**** DATA SUPPLIED
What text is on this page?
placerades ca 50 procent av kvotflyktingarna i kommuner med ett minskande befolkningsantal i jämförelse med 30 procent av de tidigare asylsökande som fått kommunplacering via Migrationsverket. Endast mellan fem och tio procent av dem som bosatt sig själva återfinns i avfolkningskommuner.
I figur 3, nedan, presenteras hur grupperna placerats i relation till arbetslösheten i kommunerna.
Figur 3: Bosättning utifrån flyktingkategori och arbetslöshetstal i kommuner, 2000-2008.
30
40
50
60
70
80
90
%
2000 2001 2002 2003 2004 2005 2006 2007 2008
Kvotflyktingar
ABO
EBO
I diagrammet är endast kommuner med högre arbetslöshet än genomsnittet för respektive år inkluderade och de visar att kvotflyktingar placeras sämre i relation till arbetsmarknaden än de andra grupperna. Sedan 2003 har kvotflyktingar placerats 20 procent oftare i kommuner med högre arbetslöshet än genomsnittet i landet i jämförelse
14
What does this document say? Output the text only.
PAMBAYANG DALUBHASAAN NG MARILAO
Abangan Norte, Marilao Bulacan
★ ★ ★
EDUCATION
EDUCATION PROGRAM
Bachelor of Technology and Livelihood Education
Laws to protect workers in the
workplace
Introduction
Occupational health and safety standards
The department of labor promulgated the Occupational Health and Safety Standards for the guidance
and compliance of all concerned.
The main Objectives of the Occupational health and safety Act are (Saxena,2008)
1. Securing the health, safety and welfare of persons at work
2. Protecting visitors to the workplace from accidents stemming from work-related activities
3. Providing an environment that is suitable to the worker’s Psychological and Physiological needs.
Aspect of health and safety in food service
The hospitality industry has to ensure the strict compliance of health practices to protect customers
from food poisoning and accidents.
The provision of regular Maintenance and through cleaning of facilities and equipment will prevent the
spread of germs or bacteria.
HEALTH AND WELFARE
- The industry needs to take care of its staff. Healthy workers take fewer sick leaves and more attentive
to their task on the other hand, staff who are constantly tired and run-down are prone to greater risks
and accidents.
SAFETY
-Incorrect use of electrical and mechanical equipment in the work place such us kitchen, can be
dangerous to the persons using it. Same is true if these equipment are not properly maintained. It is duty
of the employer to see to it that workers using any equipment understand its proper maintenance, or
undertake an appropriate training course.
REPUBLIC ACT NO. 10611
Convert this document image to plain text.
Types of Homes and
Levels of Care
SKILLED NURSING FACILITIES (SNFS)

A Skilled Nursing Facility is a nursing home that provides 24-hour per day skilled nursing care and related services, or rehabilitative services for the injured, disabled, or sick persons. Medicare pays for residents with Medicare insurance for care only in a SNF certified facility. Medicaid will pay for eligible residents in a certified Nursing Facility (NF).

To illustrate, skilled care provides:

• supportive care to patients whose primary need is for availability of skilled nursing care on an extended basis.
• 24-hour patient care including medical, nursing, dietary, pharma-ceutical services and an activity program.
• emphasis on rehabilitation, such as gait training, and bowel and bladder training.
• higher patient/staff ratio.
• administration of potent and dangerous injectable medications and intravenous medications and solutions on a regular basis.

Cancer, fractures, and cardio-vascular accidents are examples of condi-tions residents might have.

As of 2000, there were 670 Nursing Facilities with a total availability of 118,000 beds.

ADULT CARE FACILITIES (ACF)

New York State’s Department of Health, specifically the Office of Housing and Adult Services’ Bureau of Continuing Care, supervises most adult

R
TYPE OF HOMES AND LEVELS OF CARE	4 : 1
********
For the word "training", count the lines of the records that contain it and give only the number.

2